Requirements: Format the listing, from its beginning through the line containing "menu-item-fill-from-file[interactable]: Заполнить из", as a Markdown table with the columns Row and Line. Skip any blank lines.
Start of Input records
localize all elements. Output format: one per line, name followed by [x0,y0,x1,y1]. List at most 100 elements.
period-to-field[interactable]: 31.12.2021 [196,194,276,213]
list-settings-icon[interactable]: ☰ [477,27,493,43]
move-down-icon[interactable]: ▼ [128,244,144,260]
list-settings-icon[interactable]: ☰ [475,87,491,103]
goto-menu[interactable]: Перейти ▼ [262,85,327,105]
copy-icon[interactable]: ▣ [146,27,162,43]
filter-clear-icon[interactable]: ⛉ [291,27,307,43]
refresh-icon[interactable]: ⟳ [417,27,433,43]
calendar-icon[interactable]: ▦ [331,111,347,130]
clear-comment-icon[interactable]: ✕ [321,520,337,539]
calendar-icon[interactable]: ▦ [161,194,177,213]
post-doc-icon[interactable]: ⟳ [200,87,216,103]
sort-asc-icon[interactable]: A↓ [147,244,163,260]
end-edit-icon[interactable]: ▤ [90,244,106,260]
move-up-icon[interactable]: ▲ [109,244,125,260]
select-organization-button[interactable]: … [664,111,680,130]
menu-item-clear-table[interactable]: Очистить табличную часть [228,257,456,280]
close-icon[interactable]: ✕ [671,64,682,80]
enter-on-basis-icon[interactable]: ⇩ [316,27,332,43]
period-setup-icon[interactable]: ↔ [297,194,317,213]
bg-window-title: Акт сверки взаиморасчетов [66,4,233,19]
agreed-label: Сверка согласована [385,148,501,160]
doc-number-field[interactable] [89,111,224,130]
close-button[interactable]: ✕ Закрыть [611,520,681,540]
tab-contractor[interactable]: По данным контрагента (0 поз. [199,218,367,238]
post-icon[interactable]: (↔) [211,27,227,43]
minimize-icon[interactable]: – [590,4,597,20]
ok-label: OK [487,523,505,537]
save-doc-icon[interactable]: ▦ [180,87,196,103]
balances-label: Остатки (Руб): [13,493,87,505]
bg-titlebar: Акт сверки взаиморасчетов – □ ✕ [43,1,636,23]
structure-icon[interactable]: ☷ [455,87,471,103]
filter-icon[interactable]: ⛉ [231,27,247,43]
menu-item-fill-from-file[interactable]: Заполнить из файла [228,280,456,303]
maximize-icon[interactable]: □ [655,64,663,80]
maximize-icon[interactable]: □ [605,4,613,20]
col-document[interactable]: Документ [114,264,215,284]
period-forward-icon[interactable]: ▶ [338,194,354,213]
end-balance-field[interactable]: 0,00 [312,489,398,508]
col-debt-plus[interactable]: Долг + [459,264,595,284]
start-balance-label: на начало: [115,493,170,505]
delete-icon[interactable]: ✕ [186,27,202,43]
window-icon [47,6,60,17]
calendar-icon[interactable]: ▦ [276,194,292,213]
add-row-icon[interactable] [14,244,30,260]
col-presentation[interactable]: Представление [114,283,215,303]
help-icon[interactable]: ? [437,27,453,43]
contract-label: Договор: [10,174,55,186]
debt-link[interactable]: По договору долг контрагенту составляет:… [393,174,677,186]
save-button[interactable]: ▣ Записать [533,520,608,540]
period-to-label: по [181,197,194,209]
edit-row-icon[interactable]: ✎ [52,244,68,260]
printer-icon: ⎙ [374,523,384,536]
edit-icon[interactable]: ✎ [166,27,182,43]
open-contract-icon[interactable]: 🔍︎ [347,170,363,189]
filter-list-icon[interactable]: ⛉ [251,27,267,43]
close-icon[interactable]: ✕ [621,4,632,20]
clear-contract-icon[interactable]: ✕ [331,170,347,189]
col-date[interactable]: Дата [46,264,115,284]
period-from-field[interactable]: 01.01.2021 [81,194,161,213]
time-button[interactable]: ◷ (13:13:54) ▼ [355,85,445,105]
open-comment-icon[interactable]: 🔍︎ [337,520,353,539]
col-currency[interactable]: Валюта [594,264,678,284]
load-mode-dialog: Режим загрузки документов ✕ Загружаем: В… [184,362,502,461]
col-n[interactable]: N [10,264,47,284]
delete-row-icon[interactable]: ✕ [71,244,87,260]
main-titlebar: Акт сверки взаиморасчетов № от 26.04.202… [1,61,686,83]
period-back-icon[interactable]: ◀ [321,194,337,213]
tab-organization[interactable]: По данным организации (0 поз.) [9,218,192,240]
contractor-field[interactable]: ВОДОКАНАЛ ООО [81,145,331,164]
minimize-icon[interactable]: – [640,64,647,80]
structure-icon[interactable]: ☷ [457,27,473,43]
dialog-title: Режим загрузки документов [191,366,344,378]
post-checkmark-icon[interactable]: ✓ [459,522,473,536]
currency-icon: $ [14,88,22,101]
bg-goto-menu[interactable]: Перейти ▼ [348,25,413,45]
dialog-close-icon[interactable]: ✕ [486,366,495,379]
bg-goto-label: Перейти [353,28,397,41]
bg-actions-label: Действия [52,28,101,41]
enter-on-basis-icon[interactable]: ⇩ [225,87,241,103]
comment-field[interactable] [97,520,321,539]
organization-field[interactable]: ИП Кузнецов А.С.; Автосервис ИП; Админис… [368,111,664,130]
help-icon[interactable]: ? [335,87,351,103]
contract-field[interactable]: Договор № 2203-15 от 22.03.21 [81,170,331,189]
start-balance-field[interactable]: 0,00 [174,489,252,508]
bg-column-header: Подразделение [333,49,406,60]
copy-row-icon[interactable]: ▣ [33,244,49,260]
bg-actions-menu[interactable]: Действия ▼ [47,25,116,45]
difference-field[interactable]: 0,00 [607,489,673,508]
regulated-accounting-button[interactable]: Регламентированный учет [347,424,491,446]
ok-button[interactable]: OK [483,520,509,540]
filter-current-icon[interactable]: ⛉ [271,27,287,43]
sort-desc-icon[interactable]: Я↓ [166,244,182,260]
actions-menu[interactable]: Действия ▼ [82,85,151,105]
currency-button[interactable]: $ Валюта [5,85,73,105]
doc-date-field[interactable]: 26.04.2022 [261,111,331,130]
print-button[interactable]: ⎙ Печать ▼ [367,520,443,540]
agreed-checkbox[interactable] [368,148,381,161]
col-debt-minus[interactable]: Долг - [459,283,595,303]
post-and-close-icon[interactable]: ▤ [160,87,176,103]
End of Input records
Result:
| Row | Line |
|---|---|
| 1 | localize all elements. Output format: one per line, name followed by [x0,y0,x1,y1]. List at most 100 elements. |
| 2 | period-to-field[interactable]: 31.12.2021 [196,194,276,213] |
| 3 | list-settings-icon[interactable]: ☰ [477,27,493,43] |
| 4 | move-down-icon[interactable]: ▼ [128,244,144,260] |
| 5 | list-settings-icon[interactable]: ☰ [475,87,491,103] |
| 6 | goto-menu[interactable]: Перейти ▼ [262,85,327,105] |
| 7 | copy-icon[interactable]: ▣ [146,27,162,43] |
| 8 | filter-clear-icon[interactable]: ⛉ [291,27,307,43] |
| 9 | refresh-icon[interactable]: ⟳ [417,27,433,43] |
| 10 | calendar-icon[interactable]: ▦ [331,111,347,130] |
| 11 | clear-comment-icon[interactable]: ✕ [321,520,337,539] |
| 12 | calendar-icon[interactable]: ▦ [161,194,177,213] |
| 13 | post-doc-icon[interactable]: ⟳ [200,87,216,103] |
| 14 | sort-asc-icon[interactable]: A↓ [147,244,163,260] |
| 15 | end-edit-icon[interactable]: ▤ [90,244,106,260] |
| 16 | move-up-icon[interactable]: ▲ [109,244,125,260] |
| 17 | select-organization-button[interactable]: … [664,111,680,130] |
| 18 | menu-item-clear-table[interactable]: Очистить табличную часть [228,257,456,280] |
| 19 | close-icon[interactable]: ✕ [671,64,682,80] |
| 20 | enter-on-basis-icon[interactable]: ⇩ [316,27,332,43] |
| 21 | period-setup-icon[interactable]: ↔ [297,194,317,213] |
| 22 | bg-window-title: Акт сверки взаиморасчетов [66,4,233,19] |
| 23 | agreed-label: Сверка согласована [385,148,501,160] |
| 24 | doc-number-field[interactable] [89,111,224,130] |
| 25 | close-button[interactable]: ✕ Закрыть [611,520,681,540] |
| 26 | tab-contractor[interactable]: По данным контрагента (0 поз. [199,218,367,238] |
| 27 | post-icon[interactable]: (↔) [211,27,227,43] |
| 28 | minimize-icon[interactable]: – [590,4,597,20] |
| 29 | ok-label: OK [487,523,505,537] |
| 30 | save-doc-icon[interactable]: ▦ [180,87,196,103] |
| 31 | balances-label: Остатки (Руб): [13,493,87,505] |
| 32 | bg-titlebar: Акт сверки взаиморасчетов – □ ✕ [43,1,636,23] |
| 33 | structure-icon[interactable]: ☷ [455,87,471,103] |
| 34 | filter-icon[interactable]: ⛉ [231,27,247,43] |
| 35 | menu-item-fill-from-file[interactable]: Заполнить из файла [228,280,456,303] |